Aim » Look through the material below. Copy each line that contains the string "there".

--- Records for this task ---

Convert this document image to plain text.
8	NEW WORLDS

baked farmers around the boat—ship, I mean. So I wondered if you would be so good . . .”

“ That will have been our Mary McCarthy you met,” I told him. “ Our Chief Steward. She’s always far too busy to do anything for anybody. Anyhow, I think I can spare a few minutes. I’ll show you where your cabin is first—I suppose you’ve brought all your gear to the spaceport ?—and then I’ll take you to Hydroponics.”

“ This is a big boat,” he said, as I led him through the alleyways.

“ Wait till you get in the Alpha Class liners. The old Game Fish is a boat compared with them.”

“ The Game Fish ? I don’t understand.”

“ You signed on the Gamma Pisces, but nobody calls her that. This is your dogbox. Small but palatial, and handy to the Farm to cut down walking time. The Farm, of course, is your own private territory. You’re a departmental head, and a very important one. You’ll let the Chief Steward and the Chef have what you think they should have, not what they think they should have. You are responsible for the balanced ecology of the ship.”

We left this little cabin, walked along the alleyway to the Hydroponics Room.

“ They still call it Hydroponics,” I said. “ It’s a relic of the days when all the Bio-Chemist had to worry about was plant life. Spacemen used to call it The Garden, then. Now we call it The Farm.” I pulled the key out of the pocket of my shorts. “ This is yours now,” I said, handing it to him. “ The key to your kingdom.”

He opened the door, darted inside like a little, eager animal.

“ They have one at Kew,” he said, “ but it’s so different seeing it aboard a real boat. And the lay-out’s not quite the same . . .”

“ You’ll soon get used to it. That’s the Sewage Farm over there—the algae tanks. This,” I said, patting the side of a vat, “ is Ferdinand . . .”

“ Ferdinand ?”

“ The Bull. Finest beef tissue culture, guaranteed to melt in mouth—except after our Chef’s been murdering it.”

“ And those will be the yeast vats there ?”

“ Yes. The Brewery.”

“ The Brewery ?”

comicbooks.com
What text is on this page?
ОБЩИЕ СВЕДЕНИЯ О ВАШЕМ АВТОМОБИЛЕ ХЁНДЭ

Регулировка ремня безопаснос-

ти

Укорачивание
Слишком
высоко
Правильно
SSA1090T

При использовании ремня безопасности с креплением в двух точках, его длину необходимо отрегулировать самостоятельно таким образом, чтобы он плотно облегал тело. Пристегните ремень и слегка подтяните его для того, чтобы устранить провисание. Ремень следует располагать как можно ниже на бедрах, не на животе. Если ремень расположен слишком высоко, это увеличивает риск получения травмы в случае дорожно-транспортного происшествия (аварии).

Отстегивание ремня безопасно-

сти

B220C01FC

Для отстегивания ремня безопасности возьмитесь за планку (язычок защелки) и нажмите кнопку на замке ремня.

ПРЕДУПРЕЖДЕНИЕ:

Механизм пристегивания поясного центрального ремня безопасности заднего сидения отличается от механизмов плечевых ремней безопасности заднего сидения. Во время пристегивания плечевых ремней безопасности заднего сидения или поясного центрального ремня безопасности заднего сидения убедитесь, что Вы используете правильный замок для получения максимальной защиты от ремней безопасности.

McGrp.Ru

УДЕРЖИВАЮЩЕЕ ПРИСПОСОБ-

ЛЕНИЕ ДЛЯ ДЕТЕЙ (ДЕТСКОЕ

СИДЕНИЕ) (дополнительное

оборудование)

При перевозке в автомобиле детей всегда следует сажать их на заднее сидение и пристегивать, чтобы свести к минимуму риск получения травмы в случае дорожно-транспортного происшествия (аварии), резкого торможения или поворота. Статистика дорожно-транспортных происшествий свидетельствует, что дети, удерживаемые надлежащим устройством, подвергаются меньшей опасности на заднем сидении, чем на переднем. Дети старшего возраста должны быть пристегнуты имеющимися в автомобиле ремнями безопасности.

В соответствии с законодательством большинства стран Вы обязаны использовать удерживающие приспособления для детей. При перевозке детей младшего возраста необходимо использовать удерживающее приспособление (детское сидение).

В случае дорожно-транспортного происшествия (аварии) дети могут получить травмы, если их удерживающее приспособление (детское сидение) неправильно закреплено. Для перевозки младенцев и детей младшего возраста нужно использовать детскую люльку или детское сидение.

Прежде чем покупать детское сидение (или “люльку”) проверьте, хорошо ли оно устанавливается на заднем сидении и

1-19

---

Complete answer »
“ You’ll soon get used to it. That’s the Sewage Farm over there—the algae tanks. This,” I said, patting the side of a vat, “ is Ferdinand . . .”
“ And those will be the yeast vats there ?”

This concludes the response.